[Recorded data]
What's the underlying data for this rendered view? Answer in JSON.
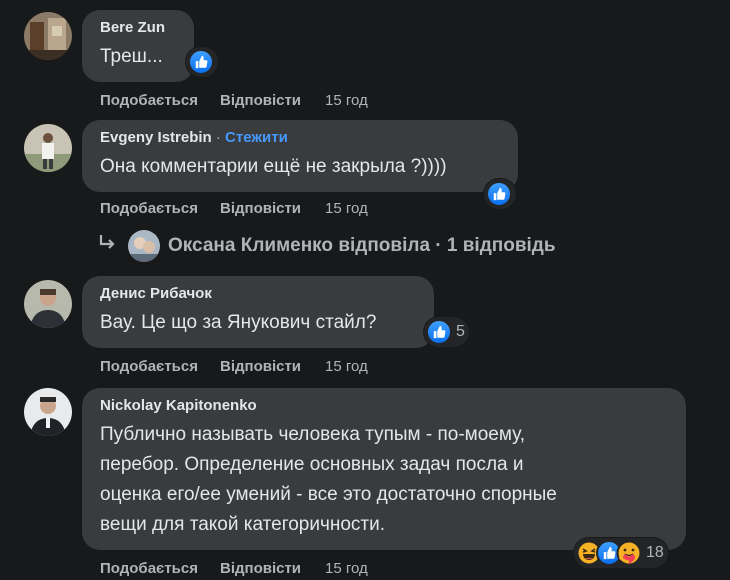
{
  "comments": [
    {
      "author": "Bere Zun",
      "text": "Треш...",
      "like_label": "Подобається",
      "reply_label": "Відповісти",
      "time": "15 год"
    },
    {
      "author": "Evgeny Istrebin",
      "follow_label": "Стежити",
      "separator": "·",
      "text": "Она комментарии ещё не закрыла ?))))",
      "like_label": "Подобається",
      "reply_label": "Відповісти",
      "time": "15 год",
      "replies_summary": "Оксана Клименко відповіла · 1 відповідь"
    },
    {
      "author": "Денис Рибачок",
      "text": "Вау. Це що за Янукович стайл?",
      "reaction_count": "5",
      "like_label": "Подобається",
      "reply_label": "Відповісти",
      "time": "15 год"
    },
    {
      "author": "Nickolay Kapitonenko",
      "text_lines": [
        "Публично называть человека тупым - по-моему,",
        "перебор. Определение основных задач посла и",
        "оценка его/ее умений - все это достаточно спорные",
        "вещи для такой категоричности."
      ],
      "reaction_count": "18",
      "like_label": "Подобається",
      "reply_label": "Відповісти",
      "time": "15 год"
    }
  ],
  "icons": {
    "like": "thumbs-up-icon",
    "haha": "haha-emoji-icon",
    "care": "care-emoji-icon",
    "reply_arrow": "reply-arrow-icon"
  },
  "colors": {
    "background": "#18191a",
    "bubble": "#3a3b3c",
    "link_blue": "#4599ff",
    "muted_text": "#b0b3b8",
    "like_blue": "#0a6ff0"
  }
}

# Problem description
Return the full material word for word. Do not include the pictures.

# Full solution
What's the underlying data for this rendered view? Answer in JSON.
{
  "comments": [
    {
      "author": "Bere Zun",
      "text": "Треш...",
      "like_label": "Подобається",
      "reply_label": "Відповісти",
      "time": "15 год"
    },
    {
      "author": "Evgeny Istrebin",
      "follow_label": "Стежити",
      "separator": "·",
      "text": "Она комментарии ещё не закрыла ?))))",
      "like_label": "Подобається",
      "reply_label": "Відповісти",
      "time": "15 год",
      "replies_summary": "Оксана Клименко відповіла · 1 відповідь"
    },
    {
      "author": "Денис Рибачок",
      "text": "Вау. Це що за Янукович стайл?",
      "reaction_count": "5",
      "like_label": "Подобається",
      "reply_label": "Відповісти",
      "time": "15 год"
    },
    {
      "author": "Nickolay Kapitonenko",
      "text_lines": [
        "Публично называть человека тупым - по-моему,",
        "перебор. Определение основных задач посла и",
        "оценка его/ее умений - все это достаточно спорные",
        "вещи для такой категоричности."
      ],
      "reaction_count": "18",
      "like_label": "Подобається",
      "reply_label": "Відповісти",
      "time": "15 год"
    }
  ],
  "icons": {
    "like": "thumbs-up-icon",
    "haha": "haha-emoji-icon",
    "care": "care-emoji-icon",
    "reply_arrow": "reply-arrow-icon"
  },
  "colors": {
    "background": "#18191a",
    "bubble": "#3a3b3c",
    "link_blue": "#4599ff",
    "muted_text": "#b0b3b8",
    "like_blue": "#0a6ff0"
  }
}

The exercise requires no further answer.